## begin INFORMATION PROVIDED
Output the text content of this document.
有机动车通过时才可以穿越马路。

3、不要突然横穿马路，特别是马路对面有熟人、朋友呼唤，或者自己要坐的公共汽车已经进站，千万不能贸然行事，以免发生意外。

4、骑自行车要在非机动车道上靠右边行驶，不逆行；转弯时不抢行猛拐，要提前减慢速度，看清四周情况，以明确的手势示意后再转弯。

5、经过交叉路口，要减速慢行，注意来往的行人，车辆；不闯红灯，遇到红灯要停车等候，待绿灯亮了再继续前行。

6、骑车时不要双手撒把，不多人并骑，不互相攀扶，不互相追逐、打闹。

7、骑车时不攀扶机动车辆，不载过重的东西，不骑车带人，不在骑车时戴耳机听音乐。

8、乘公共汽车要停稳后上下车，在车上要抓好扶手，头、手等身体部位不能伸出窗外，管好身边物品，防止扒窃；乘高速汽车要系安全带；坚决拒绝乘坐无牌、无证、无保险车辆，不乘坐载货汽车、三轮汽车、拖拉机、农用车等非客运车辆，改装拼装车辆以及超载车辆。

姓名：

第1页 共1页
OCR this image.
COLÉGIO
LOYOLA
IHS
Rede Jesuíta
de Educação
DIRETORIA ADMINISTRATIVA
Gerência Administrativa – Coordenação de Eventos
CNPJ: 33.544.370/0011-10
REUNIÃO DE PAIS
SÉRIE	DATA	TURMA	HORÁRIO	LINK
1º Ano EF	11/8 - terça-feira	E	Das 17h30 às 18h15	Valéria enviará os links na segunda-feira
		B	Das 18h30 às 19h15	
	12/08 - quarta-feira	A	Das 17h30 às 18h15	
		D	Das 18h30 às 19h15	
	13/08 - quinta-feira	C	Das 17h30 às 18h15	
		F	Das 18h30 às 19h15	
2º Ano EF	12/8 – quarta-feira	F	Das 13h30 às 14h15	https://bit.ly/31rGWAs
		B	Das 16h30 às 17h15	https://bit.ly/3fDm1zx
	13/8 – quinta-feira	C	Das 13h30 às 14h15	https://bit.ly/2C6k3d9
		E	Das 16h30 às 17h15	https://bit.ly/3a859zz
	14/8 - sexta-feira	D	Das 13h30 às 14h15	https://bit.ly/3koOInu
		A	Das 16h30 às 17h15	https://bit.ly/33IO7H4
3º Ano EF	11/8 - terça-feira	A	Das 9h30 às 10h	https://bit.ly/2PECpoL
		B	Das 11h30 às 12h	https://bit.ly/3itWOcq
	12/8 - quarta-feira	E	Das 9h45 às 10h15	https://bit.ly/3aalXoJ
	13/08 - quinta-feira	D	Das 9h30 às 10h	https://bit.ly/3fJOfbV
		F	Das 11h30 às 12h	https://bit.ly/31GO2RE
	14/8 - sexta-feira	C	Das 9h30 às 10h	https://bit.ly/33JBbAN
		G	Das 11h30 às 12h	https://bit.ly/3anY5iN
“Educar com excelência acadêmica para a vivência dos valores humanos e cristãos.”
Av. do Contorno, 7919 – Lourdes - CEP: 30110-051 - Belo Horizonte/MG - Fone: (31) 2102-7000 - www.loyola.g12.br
## end INFORMATION PROVIDED
**GIVEN INSTRUCTION:** Take the line with "OCR this image." and all lines after it to the last line, and reproduce them exactly.

**COMPLETE OUTPUT:**
OCR this image.
COLÉGIO
LOYOLA
IHS
Rede Jesuíta
de Educação
DIRETORIA ADMINISTRATIVA
Gerência Administrativa – Coordenação de Eventos
CNPJ: 33.544.370/0011-10
REUNIÃO DE PAIS
SÉRIE	DATA	TURMA	HORÁRIO	LINK
1º Ano EF	11/8 - terça-feira	E	Das 17h30 às 18h15	Valéria enviará os links na segunda-feira
		B	Das 18h30 às 19h15	
	12/08 - quarta-feira	A	Das 17h30 às 18h15	
		D	Das 18h30 às 19h15	
	13/08 - quinta-feira	C	Das 17h30 às 18h15	
		F	Das 18h30 às 19h15	
2º Ano EF	12/8 – quarta-feira	F	Das 13h30 às 14h15	https://bit.ly/31rGWAs
		B	Das 16h30 às 17h15	https://bit.ly/3fDm1zx
	13/8 – quinta-feira	C	Das 13h30 às 14h15	https://bit.ly/2C6k3d9
		E	Das 16h30 às 17h15	https://bit.ly/3a859zz
	14/8 - sexta-feira	D	Das 13h30 às 14h15	https://bit.ly/3koOInu
		A	Das 16h30 às 17h15	https://bit.ly/33IO7H4
3º Ano EF	11/8 - terça-feira	A	Das 9h30 às 10h	https://bit.ly/2PECpoL
		B	Das 11h30 às 12h	https://bit.ly/3itWOcq
	12/8 - quarta-feira	E	Das 9h45 às 10h15	https://bit.ly/3aalXoJ
	13/08 - quinta-feira	D	Das 9h30 às 10h	https://bit.ly/3fJOfbV
		F	Das 11h30 às 12h	https://bit.ly/31GO2RE
	14/8 - sexta-feira	C	Das 9h30 às 10h	https://bit.ly/33JBbAN
		G	Das 11h30 às 12h	https://bit.ly/3anY5iN
“Educar com excelência acadêmica para a vivência dos valores humanos e cristãos.”
Av. do Contorno, 7919 – Lourdes - CEP: 30110-051 - Belo Horizonte/MG - Fone: (31) 2102-7000 - www.loyola.g12.br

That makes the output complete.